- _Goal of the exercise_: Return every line of the data below that includes the string "content".

- _Given data_:
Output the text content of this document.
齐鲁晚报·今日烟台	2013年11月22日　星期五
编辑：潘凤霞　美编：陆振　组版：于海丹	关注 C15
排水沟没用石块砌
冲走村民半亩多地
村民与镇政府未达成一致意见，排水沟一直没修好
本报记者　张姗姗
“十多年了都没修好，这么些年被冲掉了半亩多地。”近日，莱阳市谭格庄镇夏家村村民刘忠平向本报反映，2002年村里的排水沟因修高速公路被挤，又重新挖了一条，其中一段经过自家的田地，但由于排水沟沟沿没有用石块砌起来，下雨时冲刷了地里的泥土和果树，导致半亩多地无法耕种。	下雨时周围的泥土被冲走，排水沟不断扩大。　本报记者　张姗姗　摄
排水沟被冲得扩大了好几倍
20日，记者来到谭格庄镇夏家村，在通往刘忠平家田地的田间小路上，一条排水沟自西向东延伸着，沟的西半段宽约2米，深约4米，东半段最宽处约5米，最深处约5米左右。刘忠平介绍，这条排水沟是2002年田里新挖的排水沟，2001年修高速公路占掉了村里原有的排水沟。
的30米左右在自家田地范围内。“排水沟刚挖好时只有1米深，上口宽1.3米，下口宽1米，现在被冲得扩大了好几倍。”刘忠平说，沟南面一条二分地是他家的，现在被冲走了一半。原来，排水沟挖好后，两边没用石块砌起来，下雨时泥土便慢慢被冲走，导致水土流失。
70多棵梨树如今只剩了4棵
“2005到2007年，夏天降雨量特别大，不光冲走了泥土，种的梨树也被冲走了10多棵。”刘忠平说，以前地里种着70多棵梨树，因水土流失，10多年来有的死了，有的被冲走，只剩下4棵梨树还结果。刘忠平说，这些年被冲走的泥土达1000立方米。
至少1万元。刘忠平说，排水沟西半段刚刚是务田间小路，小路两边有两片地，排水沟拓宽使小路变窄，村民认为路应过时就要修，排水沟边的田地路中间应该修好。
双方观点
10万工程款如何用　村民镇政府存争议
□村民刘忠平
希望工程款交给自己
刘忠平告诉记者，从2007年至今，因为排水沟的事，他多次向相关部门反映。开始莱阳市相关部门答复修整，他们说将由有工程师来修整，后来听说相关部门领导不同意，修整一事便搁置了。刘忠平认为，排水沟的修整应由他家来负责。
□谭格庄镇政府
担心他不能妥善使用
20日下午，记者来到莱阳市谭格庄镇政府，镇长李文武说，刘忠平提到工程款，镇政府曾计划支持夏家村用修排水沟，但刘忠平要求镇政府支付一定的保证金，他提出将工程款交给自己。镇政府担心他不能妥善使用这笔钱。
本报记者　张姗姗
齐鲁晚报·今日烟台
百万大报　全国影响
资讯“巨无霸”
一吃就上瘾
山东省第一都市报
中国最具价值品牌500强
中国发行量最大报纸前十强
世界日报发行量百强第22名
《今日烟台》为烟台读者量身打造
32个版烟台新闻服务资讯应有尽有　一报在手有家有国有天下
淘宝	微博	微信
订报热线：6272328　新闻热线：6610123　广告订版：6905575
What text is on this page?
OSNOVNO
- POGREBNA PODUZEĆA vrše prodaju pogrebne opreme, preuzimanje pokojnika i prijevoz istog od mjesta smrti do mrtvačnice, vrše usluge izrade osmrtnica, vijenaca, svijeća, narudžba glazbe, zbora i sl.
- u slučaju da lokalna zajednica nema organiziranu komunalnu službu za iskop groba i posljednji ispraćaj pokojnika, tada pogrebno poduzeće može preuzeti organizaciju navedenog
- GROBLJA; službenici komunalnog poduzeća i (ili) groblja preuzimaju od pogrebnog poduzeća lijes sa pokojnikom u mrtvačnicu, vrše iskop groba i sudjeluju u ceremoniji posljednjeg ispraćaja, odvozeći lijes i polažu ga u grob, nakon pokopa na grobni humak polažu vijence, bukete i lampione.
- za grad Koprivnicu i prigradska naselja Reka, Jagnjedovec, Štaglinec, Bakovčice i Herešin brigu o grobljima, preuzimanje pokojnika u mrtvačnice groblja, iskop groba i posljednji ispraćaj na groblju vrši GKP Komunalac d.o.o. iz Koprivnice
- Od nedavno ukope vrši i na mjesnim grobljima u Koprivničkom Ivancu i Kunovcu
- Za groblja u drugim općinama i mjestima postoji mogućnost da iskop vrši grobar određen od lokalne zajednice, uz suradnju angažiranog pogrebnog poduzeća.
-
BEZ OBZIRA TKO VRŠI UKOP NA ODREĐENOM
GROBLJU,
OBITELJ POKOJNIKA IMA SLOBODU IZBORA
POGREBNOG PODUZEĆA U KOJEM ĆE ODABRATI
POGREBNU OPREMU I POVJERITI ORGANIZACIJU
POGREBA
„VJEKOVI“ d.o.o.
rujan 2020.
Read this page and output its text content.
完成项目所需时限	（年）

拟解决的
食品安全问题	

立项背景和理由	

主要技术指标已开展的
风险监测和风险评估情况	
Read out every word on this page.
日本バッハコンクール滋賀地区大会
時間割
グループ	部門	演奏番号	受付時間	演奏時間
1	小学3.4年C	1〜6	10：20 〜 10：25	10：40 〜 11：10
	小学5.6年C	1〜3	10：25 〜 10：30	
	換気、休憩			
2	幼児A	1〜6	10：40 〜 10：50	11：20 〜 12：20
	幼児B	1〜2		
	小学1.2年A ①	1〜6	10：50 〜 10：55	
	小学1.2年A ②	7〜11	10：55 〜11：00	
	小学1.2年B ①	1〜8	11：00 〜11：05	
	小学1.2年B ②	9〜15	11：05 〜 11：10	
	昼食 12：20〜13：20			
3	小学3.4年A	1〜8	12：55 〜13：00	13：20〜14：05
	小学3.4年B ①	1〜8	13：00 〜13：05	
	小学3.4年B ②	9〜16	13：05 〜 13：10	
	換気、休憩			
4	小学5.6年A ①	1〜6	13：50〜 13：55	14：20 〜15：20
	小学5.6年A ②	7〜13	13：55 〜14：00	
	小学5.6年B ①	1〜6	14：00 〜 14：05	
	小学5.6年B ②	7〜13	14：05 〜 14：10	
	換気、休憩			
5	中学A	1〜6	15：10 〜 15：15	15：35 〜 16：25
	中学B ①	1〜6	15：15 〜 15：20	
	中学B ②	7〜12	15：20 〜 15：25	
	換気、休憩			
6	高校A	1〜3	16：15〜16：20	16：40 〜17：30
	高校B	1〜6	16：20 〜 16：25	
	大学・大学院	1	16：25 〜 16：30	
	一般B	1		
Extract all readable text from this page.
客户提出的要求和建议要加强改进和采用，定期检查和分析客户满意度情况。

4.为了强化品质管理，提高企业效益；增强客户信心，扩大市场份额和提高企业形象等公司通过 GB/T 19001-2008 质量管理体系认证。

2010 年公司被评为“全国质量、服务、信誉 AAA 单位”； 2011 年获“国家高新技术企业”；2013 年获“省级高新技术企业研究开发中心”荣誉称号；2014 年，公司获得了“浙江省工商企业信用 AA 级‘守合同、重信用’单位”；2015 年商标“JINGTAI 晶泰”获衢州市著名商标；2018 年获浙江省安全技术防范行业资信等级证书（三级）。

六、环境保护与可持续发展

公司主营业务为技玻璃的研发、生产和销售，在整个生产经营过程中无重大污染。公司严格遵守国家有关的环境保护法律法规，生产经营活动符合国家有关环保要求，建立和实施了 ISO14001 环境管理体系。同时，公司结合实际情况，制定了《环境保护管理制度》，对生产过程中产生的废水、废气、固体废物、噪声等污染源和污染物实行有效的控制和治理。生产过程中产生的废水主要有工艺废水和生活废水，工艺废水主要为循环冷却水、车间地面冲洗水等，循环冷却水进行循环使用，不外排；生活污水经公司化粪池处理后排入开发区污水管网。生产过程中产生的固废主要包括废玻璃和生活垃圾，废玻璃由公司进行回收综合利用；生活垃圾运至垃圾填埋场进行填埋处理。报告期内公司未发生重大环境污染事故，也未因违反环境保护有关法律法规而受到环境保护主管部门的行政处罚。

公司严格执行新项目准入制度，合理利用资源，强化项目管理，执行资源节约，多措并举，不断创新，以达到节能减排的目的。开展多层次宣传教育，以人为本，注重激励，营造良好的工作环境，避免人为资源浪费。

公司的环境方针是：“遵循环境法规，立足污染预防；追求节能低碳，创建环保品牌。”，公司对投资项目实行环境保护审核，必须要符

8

- _Result for this exercise_:
Output the text content of this document.
Read this page and output its text content.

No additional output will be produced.